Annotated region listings
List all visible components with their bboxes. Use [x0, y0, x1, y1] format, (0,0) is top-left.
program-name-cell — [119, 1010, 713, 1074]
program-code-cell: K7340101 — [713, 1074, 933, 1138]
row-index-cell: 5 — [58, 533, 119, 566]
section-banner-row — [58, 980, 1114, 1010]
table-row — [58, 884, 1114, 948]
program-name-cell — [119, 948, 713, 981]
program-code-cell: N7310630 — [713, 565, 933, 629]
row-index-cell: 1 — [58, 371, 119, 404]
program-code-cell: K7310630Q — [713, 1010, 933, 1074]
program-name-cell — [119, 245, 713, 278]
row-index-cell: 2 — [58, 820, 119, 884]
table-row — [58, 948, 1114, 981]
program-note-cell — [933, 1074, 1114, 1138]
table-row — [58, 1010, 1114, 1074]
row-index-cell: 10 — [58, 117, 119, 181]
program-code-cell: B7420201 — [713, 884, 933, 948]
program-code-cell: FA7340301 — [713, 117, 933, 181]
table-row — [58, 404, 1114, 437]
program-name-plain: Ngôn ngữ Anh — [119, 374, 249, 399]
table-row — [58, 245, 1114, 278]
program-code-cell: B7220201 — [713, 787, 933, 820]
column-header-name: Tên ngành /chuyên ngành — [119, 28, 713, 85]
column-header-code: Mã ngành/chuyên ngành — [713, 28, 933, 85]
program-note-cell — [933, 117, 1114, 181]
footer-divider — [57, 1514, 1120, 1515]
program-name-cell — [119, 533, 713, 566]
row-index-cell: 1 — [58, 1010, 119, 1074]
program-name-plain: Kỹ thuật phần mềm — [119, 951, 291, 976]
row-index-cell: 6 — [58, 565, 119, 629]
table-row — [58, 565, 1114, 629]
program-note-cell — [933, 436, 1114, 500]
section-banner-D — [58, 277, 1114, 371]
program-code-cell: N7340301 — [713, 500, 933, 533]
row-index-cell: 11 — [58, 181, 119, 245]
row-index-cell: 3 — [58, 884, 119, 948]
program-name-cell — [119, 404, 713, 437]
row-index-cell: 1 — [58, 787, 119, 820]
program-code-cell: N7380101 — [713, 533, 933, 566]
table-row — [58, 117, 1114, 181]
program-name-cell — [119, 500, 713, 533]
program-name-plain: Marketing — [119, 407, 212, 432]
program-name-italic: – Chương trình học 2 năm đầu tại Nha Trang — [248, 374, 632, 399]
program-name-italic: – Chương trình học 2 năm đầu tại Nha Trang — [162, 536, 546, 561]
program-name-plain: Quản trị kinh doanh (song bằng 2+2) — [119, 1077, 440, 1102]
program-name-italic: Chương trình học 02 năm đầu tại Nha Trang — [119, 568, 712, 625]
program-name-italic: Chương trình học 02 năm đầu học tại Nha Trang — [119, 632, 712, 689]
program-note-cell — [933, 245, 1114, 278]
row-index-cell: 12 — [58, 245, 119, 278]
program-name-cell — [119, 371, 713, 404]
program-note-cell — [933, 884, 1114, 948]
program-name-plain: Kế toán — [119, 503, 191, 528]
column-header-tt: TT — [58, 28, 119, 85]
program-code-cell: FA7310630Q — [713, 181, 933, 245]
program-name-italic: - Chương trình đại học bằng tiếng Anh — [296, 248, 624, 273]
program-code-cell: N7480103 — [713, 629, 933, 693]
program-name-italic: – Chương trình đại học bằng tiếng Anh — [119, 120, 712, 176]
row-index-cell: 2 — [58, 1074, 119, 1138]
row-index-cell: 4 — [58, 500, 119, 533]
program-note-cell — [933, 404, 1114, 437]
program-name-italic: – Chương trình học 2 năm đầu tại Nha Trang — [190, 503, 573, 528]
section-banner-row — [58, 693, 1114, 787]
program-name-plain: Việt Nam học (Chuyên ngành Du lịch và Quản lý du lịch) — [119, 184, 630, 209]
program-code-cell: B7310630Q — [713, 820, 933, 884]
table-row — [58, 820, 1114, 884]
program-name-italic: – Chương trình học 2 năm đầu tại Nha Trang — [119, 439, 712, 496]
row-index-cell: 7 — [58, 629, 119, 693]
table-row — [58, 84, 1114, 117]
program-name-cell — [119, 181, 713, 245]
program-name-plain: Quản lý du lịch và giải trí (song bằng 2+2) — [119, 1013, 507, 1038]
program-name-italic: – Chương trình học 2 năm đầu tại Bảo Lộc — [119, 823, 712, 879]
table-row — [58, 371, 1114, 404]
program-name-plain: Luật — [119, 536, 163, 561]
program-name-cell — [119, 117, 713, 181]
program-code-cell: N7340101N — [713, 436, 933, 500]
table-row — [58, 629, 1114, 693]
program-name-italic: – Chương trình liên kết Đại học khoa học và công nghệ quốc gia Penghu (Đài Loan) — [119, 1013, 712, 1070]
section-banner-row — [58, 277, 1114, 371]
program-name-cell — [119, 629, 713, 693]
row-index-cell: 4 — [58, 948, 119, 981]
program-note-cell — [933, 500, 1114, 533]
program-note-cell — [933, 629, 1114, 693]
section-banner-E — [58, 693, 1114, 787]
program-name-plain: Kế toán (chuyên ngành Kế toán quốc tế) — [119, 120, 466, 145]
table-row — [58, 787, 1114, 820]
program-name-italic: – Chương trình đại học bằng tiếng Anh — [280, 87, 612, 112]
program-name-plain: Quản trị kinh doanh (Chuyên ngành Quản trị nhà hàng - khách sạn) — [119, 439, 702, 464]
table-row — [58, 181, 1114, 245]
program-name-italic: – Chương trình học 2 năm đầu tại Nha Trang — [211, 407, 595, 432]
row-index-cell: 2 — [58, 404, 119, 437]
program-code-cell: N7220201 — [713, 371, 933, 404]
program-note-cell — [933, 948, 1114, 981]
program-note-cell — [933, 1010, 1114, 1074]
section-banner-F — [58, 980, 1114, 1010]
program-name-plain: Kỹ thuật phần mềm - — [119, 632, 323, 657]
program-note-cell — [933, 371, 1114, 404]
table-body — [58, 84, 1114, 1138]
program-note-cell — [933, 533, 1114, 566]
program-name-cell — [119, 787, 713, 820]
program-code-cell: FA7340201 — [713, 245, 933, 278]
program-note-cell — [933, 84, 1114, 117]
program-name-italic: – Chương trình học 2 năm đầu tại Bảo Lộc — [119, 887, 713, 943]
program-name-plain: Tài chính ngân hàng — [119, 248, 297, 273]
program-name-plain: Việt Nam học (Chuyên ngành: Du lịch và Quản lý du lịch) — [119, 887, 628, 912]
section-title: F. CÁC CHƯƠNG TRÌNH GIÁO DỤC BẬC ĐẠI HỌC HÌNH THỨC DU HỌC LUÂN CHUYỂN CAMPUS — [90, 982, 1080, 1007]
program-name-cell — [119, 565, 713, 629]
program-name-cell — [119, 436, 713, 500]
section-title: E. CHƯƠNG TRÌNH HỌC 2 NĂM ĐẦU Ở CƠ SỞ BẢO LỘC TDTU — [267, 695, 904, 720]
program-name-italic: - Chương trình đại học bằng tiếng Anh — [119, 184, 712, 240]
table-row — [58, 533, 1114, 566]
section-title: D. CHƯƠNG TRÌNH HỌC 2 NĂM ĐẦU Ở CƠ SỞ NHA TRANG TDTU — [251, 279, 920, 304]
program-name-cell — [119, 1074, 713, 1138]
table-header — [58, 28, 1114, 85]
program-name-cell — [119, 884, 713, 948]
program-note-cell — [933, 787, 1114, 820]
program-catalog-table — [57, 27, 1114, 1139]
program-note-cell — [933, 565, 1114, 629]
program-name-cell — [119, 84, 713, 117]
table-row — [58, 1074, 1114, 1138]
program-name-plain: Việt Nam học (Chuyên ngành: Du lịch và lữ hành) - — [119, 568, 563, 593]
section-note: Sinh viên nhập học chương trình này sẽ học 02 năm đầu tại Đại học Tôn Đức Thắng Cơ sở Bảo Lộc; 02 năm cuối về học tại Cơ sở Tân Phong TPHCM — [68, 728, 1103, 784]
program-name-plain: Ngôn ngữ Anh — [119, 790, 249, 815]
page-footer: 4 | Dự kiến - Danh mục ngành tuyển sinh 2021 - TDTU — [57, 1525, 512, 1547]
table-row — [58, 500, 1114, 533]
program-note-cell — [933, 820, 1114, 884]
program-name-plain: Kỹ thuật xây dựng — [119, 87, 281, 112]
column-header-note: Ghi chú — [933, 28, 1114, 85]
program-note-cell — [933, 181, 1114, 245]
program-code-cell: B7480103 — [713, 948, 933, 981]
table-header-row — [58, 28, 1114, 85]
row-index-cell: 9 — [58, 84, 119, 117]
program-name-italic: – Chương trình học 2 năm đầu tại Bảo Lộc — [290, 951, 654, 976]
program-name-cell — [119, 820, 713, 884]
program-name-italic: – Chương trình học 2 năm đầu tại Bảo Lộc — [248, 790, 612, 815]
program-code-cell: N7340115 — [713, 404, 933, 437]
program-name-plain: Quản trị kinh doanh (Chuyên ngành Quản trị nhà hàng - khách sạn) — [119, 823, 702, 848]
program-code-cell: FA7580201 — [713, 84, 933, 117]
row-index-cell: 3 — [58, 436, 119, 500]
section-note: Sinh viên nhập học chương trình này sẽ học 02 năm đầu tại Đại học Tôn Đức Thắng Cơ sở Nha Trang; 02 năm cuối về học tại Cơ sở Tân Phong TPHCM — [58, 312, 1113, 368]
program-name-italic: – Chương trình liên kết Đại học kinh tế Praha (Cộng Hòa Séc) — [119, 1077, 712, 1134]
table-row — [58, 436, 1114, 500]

**Problem statement**
Copy the lines of the material verbatim, from the start through the line containing "program-note-cell — [933, 117, 1114, 181]", including both ends.

**Finished answer**
List all visible components with their bboxes. Use [x0, y0, x1, y1] format, (0,0) is top-left.
program-name-cell — [119, 1010, 713, 1074]
program-code-cell: K7340101 — [713, 1074, 933, 1138]
row-index-cell: 5 — [58, 533, 119, 566]
section-banner-row — [58, 980, 1114, 1010]
table-row — [58, 884, 1114, 948]
program-name-cell — [119, 948, 713, 981]
program-code-cell: N7310630 — [713, 565, 933, 629]
row-index-cell: 1 — [58, 371, 119, 404]
program-code-cell: K7310630Q — [713, 1010, 933, 1074]
program-name-cell — [119, 245, 713, 278]
row-index-cell: 2 — [58, 820, 119, 884]
table-row — [58, 948, 1114, 981]
program-note-cell — [933, 1074, 1114, 1138]
table-row — [58, 1010, 1114, 1074]
row-index-cell: 10 — [58, 117, 119, 181]
program-code-cell: B7420201 — [713, 884, 933, 948]
program-code-cell: FA7340301 — [713, 117, 933, 181]
table-row — [58, 404, 1114, 437]
program-name-plain: Ngôn ngữ Anh — [119, 374, 249, 399]
table-row — [58, 245, 1114, 278]
program-code-cell: B7220201 — [713, 787, 933, 820]
column-header-name: Tên ngành /chuyên ngành — [119, 28, 713, 85]
column-header-code: Mã ngành/chuyên ngành — [713, 28, 933, 85]
program-note-cell — [933, 117, 1114, 181]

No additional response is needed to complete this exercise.